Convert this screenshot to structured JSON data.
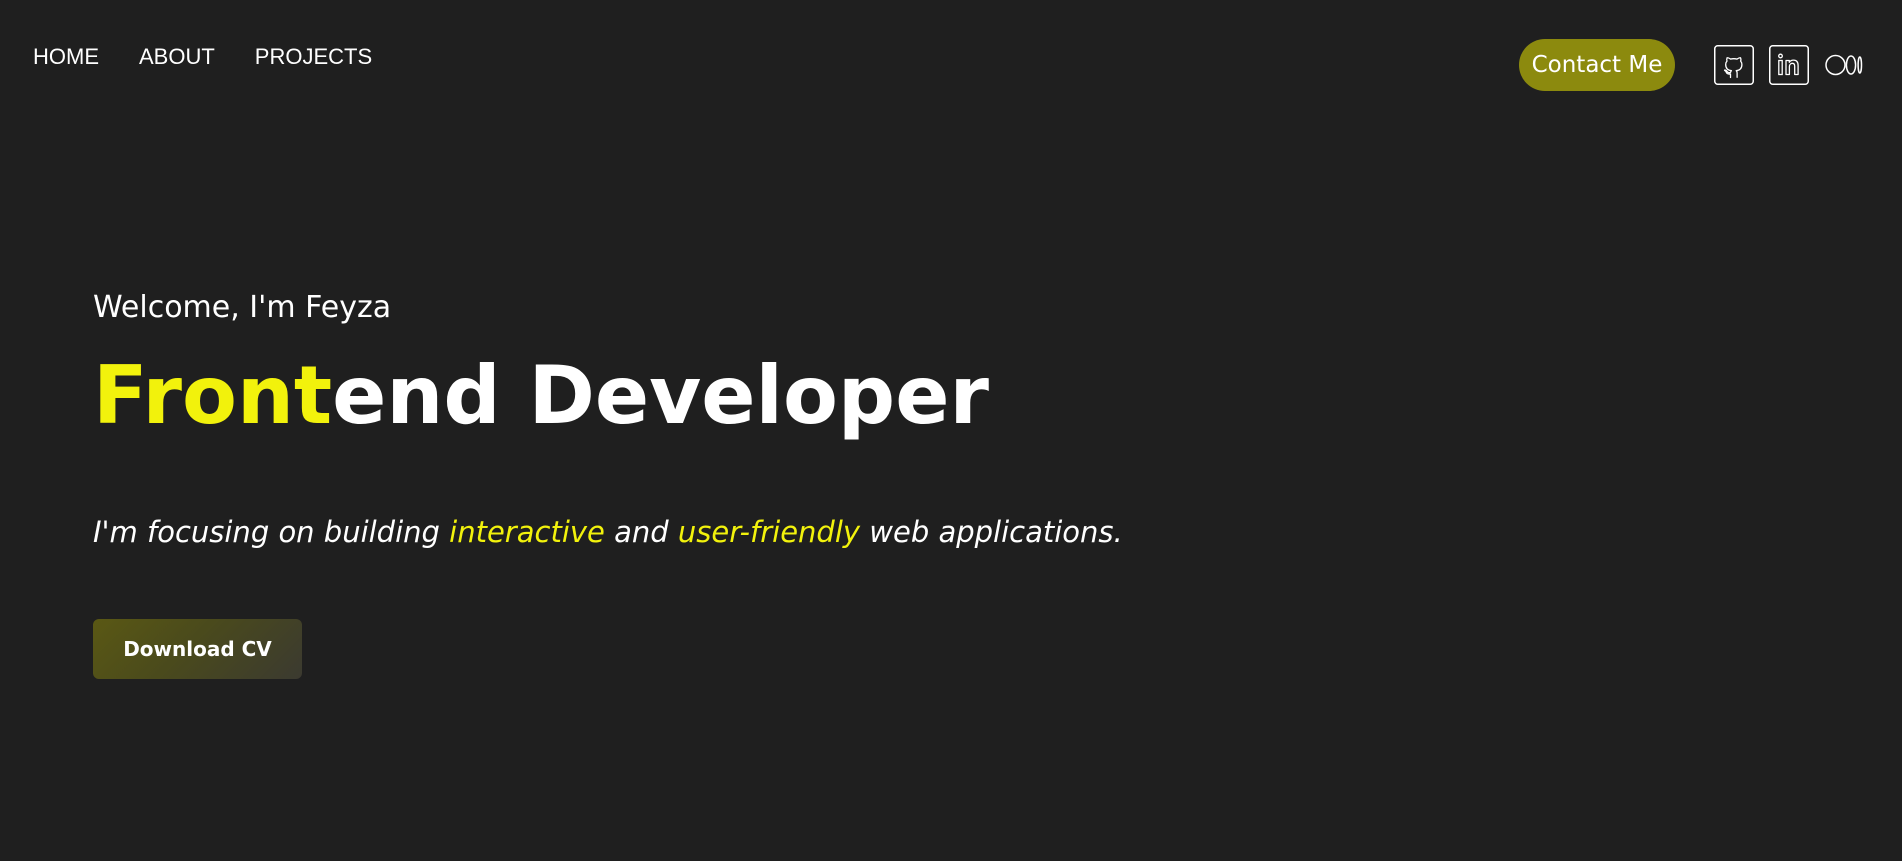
{
  "nav": {
    "links": [
      {
        "label": "HOME"
      },
      {
        "label": "ABOUT"
      },
      {
        "label": "PROJECTS"
      }
    ],
    "contact_label": "Contact Me",
    "social_icons": [
      "github-icon",
      "linkedin-icon",
      "medium-icon"
    ]
  },
  "hero": {
    "welcome": "Welcome, I'm Feyza",
    "headline_highlight": "Front",
    "headline_rest": "end Developer",
    "tagline": {
      "part1": "I'm focusing on building ",
      "highlight1": "interactive",
      "part2": " and ",
      "highlight2": "user-friendly",
      "part3": " web applications."
    },
    "download_label": "Download CV"
  },
  "colors": {
    "background": "#1f1f1f",
    "accent": "#f2f20c",
    "contact_button": "#8c8a0e",
    "download_button": "#4a4a1c",
    "text": "#ffffff"
  }
}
****************
**STATED PROBLEM:** Every record above should be transcribed exactly; the pictures stay out of the copy.

**WORKED ANSWER:**
Convert this screenshot to structured JSON data.
{
  "nav": {
    "links": [
      {
        "label": "HOME"
      },
      {
        "label": "ABOUT"
      },
      {
        "label": "PROJECTS"
      }
    ],
    "contact_label": "Contact Me",
    "social_icons": [
      "github-icon",
      "linkedin-icon",
      "medium-icon"
    ]
  },
  "hero": {
    "welcome": "Welcome, I'm Feyza",
    "headline_highlight": "Front",
    "headline_rest": "end Developer",
    "tagline": {
      "part1": "I'm focusing on building ",
      "highlight1": "interactive",
      "part2": " and ",
      "highlight2": "user-friendly",
      "part3": " web applications."
    },
    "download_label": "Download CV"
  },
  "colors": {
    "background": "#1f1f1f",
    "accent": "#f2f20c",
    "contact_button": "#8c8a0e",
    "download_button": "#4a4a1c",
    "text": "#ffffff"
  }
}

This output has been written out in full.